Exercise objective:
Where the string "Scan" occurs in the material below, report the whole line.

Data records
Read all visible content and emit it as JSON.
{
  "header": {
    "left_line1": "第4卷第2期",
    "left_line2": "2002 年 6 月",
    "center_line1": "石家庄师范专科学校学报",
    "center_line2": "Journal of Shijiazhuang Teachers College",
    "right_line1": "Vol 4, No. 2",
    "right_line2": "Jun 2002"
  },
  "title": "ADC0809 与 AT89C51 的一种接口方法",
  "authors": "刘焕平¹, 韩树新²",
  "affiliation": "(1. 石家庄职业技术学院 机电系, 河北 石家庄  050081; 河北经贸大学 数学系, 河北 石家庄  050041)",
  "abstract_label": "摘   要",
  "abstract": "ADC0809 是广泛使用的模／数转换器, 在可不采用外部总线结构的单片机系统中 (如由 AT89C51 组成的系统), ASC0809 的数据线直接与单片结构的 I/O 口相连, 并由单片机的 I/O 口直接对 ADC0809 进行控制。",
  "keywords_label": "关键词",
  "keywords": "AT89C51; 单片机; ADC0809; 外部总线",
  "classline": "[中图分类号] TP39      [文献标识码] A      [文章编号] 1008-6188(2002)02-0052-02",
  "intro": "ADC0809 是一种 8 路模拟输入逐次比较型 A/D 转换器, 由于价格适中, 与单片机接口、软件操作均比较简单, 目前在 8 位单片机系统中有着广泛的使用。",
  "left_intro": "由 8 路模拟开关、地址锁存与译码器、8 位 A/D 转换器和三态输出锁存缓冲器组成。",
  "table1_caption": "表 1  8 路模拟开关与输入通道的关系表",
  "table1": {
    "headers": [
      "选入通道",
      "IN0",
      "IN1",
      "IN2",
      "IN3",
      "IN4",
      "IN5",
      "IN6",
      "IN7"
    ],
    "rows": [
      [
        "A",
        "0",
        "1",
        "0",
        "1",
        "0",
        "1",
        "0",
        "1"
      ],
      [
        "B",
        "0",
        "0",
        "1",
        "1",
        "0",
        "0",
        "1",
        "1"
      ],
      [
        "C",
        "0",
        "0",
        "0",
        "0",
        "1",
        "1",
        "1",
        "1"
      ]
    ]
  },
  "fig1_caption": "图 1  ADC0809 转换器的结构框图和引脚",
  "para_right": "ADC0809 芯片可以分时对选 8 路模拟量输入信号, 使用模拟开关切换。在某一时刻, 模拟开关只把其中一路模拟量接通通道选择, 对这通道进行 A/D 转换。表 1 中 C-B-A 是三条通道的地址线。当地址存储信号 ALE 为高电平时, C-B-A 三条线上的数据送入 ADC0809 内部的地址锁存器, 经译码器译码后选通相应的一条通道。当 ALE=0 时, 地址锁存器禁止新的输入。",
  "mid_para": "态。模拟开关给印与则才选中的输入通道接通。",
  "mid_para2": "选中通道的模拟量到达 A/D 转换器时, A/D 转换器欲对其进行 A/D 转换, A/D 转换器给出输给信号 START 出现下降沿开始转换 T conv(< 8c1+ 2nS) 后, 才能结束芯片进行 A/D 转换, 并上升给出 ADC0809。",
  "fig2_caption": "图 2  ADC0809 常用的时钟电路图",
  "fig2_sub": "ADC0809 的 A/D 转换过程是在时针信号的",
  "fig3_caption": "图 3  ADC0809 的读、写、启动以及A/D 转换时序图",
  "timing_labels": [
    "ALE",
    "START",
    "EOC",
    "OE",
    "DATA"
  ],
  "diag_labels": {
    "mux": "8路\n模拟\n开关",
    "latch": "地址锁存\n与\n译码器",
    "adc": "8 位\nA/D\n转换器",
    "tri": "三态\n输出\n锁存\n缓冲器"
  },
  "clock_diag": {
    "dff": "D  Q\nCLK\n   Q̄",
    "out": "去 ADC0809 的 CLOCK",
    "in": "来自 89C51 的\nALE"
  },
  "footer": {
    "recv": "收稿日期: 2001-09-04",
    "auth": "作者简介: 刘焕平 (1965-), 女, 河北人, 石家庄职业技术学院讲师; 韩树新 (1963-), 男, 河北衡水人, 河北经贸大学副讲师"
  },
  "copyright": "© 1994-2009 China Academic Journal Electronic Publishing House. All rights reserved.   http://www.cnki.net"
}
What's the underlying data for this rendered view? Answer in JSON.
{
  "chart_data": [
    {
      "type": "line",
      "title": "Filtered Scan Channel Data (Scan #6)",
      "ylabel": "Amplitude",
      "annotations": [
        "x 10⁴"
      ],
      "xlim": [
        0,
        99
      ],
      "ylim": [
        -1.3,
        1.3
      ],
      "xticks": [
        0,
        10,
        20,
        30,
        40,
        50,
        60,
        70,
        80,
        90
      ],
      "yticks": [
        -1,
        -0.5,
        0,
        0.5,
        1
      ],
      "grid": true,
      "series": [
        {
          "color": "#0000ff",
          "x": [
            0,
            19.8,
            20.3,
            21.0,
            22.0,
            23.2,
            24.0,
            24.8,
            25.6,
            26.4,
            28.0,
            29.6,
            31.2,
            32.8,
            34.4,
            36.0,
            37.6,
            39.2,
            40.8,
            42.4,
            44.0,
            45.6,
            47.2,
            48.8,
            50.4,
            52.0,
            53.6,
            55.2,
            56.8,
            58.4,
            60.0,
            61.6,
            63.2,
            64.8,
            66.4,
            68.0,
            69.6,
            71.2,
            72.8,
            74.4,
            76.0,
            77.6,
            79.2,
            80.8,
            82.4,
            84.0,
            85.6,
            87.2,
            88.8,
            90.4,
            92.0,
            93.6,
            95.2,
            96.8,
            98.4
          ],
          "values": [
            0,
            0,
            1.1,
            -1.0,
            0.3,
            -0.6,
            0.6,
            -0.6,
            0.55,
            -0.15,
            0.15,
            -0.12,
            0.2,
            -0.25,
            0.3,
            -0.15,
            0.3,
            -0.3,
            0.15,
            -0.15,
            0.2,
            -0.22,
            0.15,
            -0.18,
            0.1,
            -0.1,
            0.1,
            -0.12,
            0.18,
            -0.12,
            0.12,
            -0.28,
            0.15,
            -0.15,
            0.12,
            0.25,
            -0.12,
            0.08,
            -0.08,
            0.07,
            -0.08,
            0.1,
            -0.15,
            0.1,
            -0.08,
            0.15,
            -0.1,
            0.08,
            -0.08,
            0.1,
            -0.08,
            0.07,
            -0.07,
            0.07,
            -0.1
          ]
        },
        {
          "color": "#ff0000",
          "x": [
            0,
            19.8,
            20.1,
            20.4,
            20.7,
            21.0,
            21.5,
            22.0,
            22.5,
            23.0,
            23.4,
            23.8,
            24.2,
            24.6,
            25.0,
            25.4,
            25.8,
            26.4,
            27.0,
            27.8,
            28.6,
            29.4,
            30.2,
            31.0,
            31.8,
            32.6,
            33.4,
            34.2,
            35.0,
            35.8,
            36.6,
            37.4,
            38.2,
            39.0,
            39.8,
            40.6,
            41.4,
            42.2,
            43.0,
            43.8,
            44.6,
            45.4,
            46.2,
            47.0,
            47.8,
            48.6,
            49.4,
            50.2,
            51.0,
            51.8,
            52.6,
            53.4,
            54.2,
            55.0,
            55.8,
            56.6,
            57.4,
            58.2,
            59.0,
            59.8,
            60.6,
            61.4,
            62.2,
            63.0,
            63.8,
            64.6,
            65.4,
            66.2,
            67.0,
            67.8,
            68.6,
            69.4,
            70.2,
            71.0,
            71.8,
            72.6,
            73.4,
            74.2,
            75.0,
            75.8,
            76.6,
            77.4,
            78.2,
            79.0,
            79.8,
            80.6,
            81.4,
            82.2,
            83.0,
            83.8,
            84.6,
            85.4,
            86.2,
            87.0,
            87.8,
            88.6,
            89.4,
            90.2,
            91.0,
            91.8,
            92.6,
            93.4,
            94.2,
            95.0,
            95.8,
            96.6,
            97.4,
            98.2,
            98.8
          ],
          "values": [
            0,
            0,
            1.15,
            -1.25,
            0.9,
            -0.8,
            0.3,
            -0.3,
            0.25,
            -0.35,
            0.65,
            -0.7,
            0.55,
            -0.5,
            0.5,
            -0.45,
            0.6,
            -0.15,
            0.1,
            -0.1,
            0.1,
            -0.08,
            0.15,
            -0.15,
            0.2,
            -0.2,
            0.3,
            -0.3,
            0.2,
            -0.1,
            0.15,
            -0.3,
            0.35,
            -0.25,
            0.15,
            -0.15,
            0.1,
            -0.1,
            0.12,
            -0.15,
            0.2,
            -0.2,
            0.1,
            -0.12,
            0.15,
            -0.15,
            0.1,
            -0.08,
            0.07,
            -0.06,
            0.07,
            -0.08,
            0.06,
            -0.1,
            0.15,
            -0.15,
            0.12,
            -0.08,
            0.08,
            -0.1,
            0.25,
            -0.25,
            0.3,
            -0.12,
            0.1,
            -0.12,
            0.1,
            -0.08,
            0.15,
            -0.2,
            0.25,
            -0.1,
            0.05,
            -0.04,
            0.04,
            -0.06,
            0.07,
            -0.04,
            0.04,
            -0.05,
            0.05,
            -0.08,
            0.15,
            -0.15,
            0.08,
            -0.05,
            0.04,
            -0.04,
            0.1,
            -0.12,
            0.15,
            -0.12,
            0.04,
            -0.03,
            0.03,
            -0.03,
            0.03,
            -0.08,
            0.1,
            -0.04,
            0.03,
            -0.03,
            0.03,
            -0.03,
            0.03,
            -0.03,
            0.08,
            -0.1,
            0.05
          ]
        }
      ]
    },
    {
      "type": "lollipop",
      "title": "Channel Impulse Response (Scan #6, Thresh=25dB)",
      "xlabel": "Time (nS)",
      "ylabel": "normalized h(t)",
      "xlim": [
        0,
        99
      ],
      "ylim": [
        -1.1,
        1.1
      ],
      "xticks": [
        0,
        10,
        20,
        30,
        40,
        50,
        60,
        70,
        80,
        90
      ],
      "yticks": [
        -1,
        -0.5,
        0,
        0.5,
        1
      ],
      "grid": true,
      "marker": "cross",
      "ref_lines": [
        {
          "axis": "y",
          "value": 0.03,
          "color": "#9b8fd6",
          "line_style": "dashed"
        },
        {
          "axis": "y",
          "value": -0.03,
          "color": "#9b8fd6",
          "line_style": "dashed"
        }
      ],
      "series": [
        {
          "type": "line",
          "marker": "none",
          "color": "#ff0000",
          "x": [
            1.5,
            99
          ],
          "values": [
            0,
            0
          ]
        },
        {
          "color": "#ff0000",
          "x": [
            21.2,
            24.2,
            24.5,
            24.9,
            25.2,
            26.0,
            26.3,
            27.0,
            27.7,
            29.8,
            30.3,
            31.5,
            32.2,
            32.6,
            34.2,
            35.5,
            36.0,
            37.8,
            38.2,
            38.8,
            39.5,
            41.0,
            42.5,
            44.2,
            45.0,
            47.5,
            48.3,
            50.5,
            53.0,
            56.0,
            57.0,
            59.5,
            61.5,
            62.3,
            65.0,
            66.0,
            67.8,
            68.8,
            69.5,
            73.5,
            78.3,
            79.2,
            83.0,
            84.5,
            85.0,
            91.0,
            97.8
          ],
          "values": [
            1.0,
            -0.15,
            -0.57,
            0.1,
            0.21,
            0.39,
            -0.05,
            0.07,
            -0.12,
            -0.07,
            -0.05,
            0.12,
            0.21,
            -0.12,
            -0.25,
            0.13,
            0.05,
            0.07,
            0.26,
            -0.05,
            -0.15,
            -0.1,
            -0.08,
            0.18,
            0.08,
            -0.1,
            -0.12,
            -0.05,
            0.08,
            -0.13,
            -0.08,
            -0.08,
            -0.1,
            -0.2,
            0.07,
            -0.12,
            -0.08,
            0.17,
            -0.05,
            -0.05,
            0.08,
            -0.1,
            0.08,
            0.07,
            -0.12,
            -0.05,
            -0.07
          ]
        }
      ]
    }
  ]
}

Answer to the task:
      "title": "Filtered Scan Channel Data (Scan #6)",
      "title": "Channel Impulse Response (Scan #6, Thresh=25dB)",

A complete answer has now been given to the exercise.